- **GIVEN INSTRUCTION**
Reproduce the listing below character for character; drop every image.

━━━━━━

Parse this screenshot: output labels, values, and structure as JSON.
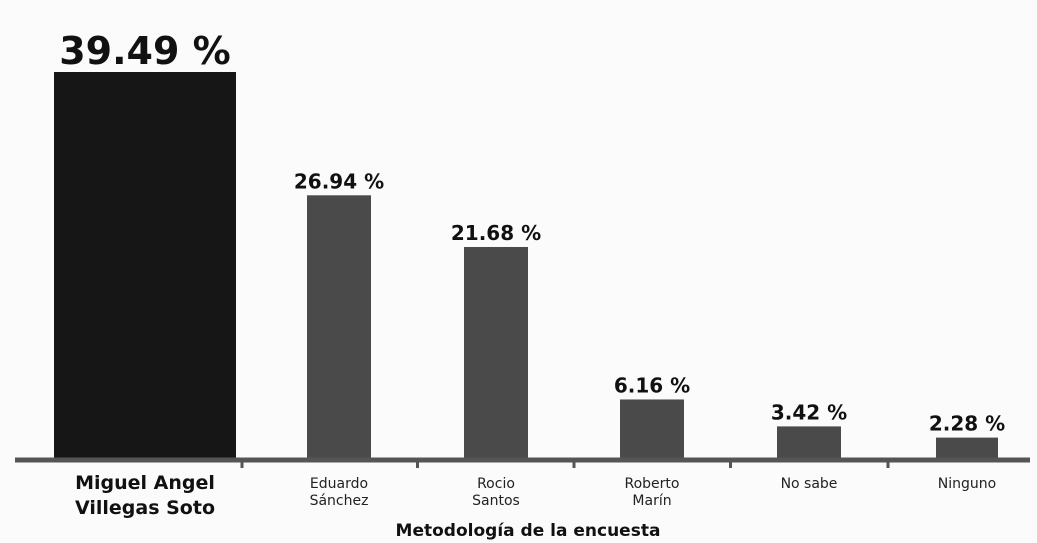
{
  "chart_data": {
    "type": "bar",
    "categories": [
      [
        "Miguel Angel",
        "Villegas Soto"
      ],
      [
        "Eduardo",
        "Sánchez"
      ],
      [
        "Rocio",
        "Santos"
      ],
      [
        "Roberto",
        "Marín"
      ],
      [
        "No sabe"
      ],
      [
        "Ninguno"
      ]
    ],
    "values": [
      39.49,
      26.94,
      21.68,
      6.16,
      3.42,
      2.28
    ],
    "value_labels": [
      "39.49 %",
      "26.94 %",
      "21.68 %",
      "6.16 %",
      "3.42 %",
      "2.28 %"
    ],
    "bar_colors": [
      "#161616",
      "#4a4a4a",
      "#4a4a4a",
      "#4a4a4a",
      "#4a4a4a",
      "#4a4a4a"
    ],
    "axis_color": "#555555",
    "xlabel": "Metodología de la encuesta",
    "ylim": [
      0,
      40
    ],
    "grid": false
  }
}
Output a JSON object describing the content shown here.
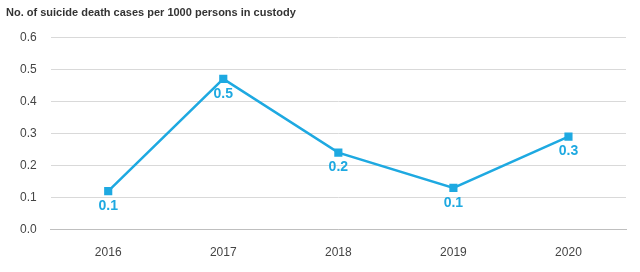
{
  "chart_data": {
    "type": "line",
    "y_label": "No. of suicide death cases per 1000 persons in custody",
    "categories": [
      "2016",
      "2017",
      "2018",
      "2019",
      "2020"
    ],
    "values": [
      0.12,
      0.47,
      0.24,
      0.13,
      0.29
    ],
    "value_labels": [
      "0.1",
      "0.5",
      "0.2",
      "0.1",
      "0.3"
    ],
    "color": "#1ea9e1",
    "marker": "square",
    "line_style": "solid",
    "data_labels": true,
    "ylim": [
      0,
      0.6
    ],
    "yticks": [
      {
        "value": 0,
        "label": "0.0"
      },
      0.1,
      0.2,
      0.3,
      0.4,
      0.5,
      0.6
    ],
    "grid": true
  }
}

━━━━━━

- **ANSWER TO THE TASK**
Parse this screenshot: output labels, values, and structure as JSON.
{
  "chart_data": {
    "type": "bar",
    "categories": [
      [
        "Miguel Angel",
        "Villegas Soto"
      ],
      [
        "Eduardo",
        "Sánchez"
      ],
      [
        "Rocio",
        "Santos"
      ],
      [
        "Roberto",
        "Marín"
      ],
      [
        "No sabe"
      ],
      [
        "Ninguno"
      ]
    ],
    "values": [
      39.49,
      26.94,
      21.68,
      6.16,
      3.42,
      2.28
    ],
    "value_labels": [
      "39.49 %",
      "26.94 %",
      "21.68 %",
      "6.16 %",
      "3.42 %",
      "2.28 %"
    ],
    "bar_colors": [
      "#161616",
      "#4a4a4a",
      "#4a4a4a",
      "#4a4a4a",
      "#4a4a4a",
      "#4a4a4a"
    ],
    "axis_color": "#555555",
    "xlabel": "Metodología de la encuesta",
    "ylim": [
      0,
      40
    ],
    "grid": false
  }
}
Output a JSON object describing the content shown here.
{
  "chart_data": {
    "type": "line",
    "y_label": "No. of suicide death cases per 1000 persons in custody",
    "categories": [
      "2016",
      "2017",
      "2018",
      "2019",
      "2020"
    ],
    "values": [
      0.12,
      0.47,
      0.24,
      0.13,
      0.29
    ],
    "value_labels": [
      "0.1",
      "0.5",
      "0.2",
      "0.1",
      "0.3"
    ],
    "color": "#1ea9e1",
    "marker": "square",
    "line_style": "solid",
    "data_labels": true,
    "ylim": [
      0,
      0.6
    ],
    "yticks": [
      {
        "value": 0,
        "label": "0.0"
      },
      0.1,
      0.2,
      0.3,
      0.4,
      0.5,
      0.6
    ],
    "grid": true
  }
}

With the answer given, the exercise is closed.